TASK REQUIREMENTS
Repeat verbatim each line from the line with "What's the underlying" to the end of the entries. Pictures do not belong in the copy.

(Dataset listings of figures)
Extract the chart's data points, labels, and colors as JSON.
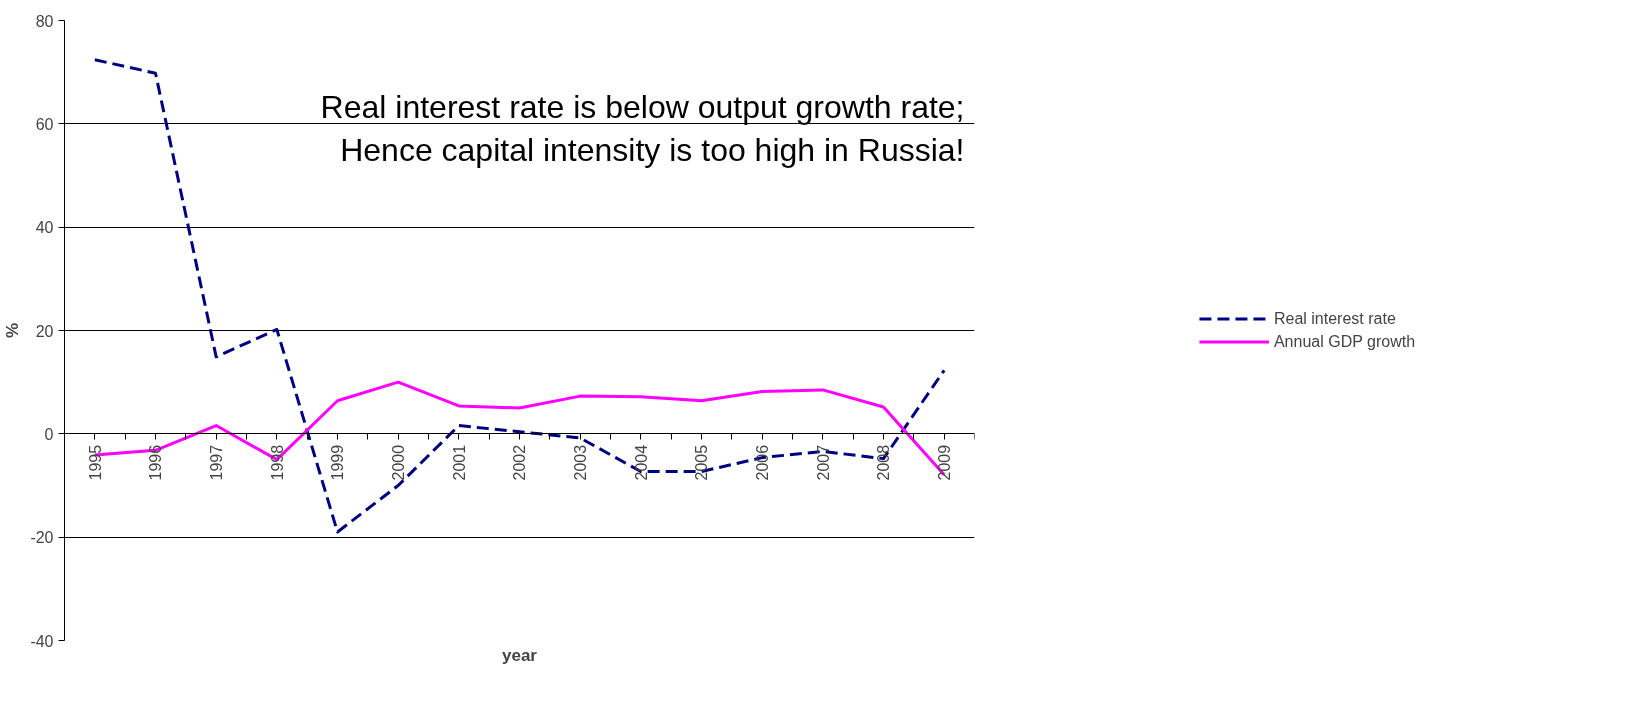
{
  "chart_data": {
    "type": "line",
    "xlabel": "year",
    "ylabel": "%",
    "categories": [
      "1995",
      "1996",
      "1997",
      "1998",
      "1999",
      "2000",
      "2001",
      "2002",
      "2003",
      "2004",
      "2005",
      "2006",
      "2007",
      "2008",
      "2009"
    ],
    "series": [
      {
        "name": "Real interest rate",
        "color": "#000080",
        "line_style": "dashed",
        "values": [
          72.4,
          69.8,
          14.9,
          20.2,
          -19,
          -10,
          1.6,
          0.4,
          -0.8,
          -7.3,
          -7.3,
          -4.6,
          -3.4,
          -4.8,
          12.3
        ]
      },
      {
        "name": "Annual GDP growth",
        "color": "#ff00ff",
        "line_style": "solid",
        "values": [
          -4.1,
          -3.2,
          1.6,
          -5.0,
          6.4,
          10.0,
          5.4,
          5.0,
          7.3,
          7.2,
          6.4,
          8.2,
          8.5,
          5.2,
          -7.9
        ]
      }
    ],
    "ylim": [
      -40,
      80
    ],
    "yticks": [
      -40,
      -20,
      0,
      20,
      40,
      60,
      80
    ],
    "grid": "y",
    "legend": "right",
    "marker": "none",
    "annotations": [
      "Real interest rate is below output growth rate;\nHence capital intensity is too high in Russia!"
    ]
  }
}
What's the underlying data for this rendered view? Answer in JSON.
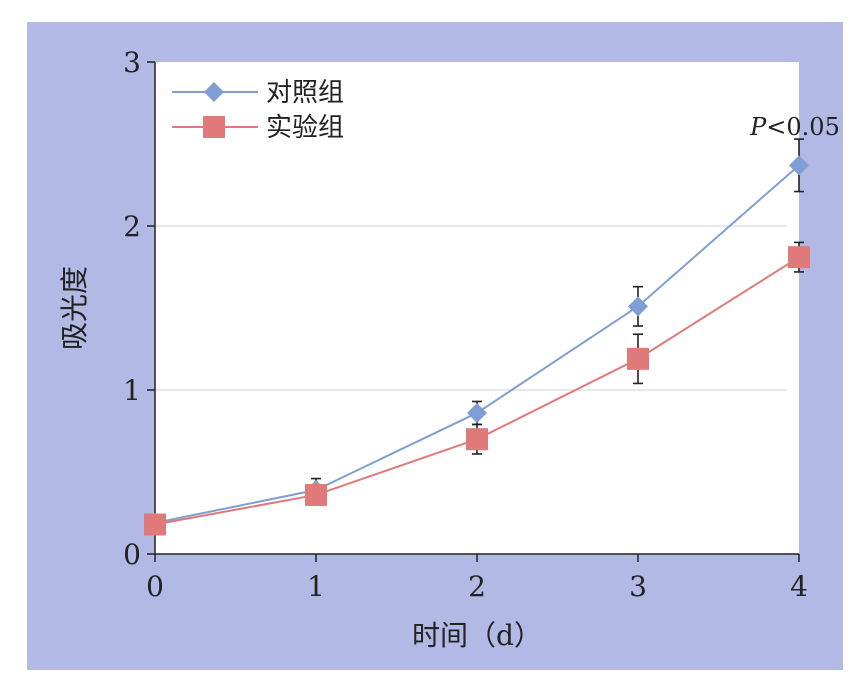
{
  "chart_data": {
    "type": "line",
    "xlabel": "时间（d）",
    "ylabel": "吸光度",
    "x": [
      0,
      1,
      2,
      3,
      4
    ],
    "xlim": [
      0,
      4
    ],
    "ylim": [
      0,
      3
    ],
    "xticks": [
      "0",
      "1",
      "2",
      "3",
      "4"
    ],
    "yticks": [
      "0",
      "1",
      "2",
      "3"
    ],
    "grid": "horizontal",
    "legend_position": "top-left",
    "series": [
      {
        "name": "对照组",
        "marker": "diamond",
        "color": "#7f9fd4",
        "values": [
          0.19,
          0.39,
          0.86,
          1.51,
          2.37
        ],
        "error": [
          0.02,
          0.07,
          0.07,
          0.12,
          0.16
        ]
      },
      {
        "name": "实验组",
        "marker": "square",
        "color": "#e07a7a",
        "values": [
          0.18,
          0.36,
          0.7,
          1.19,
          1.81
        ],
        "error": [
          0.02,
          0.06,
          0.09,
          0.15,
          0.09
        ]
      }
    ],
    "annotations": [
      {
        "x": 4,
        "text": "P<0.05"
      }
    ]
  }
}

OUTPUT OF THE EXERCISE
What's the underlying data for this rendered view? Answer in JSON.
{
  "chart_data": {
    "type": "line",
    "xlabel": "时间（d）",
    "ylabel": "吸光度",
    "x": [
      0,
      1,
      2,
      3,
      4
    ],
    "xlim": [
      0,
      4
    ],
    "ylim": [
      0,
      3
    ],
    "xticks": [
      "0",
      "1",
      "2",
      "3",
      "4"
    ],
    "yticks": [
      "0",
      "1",
      "2",
      "3"
    ],
    "grid": "horizontal",
    "legend_position": "top-left",
    "series": [
      {
        "name": "对照组",
        "marker": "diamond",
        "color": "#7f9fd4",
        "values": [
          0.19,
          0.39,
          0.86,
          1.51,
          2.37
        ],
        "error": [
          0.02,
          0.07,
          0.07,
          0.12,
          0.16
        ]
      },
      {
        "name": "实验组",
        "marker": "square",
        "color": "#e07a7a",
        "values": [
          0.18,
          0.36,
          0.7,
          1.19,
          1.81
        ],
        "error": [
          0.02,
          0.06,
          0.09,
          0.15,
          0.09
        ]
      }
    ],
    "annotations": [
      {
        "x": 4,
        "text": "P<0.05"
      }
    ]
  }
}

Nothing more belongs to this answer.